### Problem to work on
Copy each line of the material below that includes the string "more".

### Material provided
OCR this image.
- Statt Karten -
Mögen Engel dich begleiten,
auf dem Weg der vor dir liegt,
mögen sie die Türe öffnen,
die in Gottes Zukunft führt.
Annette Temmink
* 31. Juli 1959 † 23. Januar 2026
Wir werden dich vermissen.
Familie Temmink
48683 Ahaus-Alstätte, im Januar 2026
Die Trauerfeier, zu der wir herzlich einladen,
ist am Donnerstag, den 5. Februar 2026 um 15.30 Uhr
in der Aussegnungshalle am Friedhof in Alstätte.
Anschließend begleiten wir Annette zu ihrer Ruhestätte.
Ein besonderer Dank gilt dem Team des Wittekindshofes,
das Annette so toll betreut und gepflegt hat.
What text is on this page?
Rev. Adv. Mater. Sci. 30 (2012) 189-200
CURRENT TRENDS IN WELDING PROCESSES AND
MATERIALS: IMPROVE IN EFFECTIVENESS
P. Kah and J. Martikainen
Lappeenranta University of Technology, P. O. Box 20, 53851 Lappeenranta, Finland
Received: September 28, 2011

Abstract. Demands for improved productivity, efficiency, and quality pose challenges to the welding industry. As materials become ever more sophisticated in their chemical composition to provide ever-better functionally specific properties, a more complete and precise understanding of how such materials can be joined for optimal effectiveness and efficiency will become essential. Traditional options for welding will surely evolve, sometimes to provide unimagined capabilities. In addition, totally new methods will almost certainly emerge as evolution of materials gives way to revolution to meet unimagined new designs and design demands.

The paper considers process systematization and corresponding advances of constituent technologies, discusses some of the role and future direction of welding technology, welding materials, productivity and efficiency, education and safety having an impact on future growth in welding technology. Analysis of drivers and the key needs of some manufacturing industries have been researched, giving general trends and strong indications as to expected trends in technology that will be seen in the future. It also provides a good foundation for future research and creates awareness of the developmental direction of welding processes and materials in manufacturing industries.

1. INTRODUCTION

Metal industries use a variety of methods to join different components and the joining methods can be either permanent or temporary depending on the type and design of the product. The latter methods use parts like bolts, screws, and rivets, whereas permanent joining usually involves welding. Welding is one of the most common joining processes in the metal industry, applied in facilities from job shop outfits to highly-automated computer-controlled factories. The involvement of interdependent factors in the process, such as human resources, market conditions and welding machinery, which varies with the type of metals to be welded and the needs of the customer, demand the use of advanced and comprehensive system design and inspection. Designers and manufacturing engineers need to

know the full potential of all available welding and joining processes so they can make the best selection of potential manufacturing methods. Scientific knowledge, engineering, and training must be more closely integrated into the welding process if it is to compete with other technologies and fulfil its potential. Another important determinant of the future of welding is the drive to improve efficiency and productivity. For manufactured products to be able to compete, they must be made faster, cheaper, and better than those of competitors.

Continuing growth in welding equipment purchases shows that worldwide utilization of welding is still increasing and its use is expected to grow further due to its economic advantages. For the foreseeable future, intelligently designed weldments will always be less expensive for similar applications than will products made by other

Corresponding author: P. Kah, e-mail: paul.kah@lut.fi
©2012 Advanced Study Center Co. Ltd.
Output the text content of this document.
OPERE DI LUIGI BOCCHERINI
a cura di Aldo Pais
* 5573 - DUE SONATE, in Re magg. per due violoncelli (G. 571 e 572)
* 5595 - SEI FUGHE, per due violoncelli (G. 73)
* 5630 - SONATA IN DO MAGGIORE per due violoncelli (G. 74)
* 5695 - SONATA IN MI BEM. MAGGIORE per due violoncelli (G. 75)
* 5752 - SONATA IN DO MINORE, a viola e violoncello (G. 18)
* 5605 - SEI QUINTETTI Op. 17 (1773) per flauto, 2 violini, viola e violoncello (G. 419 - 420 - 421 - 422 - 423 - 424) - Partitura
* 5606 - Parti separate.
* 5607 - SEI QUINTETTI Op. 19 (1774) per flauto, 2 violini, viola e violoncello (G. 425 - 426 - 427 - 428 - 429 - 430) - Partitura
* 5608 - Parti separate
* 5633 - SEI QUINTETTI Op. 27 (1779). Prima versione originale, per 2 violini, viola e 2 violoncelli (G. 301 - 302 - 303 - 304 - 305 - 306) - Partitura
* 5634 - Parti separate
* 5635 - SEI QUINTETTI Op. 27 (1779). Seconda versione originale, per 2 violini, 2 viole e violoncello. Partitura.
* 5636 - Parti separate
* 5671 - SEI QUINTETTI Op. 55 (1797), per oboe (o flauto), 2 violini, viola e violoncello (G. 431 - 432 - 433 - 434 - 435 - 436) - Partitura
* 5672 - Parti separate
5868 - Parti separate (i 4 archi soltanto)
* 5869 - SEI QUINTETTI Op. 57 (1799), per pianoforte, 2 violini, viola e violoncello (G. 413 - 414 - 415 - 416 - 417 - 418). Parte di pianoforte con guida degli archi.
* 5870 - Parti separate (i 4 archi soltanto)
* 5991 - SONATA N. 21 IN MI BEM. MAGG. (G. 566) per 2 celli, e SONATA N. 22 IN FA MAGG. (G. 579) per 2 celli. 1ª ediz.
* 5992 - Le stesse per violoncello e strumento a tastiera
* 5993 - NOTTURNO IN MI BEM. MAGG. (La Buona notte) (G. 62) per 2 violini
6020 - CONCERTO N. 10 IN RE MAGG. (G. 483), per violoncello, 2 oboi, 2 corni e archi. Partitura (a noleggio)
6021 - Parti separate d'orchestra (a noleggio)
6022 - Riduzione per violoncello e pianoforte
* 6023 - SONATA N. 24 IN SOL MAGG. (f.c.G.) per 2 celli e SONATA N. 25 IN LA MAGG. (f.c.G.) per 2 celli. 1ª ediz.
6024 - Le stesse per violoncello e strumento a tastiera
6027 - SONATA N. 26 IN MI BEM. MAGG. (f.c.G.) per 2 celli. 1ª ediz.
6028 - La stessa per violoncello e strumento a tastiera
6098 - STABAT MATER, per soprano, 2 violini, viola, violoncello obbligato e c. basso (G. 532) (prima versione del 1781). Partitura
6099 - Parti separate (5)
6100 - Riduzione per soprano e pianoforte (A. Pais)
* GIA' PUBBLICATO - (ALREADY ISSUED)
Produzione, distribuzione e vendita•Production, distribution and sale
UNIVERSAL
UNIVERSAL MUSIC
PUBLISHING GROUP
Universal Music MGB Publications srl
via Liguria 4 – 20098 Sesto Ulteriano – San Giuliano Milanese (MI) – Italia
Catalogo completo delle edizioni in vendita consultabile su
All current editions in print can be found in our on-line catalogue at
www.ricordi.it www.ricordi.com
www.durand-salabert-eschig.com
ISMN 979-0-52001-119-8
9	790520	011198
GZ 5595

### Worked answer
Abstract. Demands for improved productivity, efficiency, and quality pose challenges to the welding industry. As materials become ever more sophisticated in their chemical composition to provide ever-better functionally specific properties, a more complete and precise understanding of how such materials can be joined for optimal effectiveness and efficiency will become essential. Traditional options for welding will surely evolve, sometimes to provide unimagined capabilities. In addition, totally new methods will almost certainly emerge as evolution of materials gives way to revolution to meet unimagined new designs and design demands.
know the full potential of all available welding and joining processes so they can make the best selection of potential manufacturing methods. Scientific knowledge, engineering, and training must be more closely integrated into the welding process if it is to compete with other technologies and fulfil its potential. Another important determinant of the future of welding is the drive to improve efficiency and productivity. For manufactured products to be able to compete, they must be made faster, cheaper, and better than those of competitors.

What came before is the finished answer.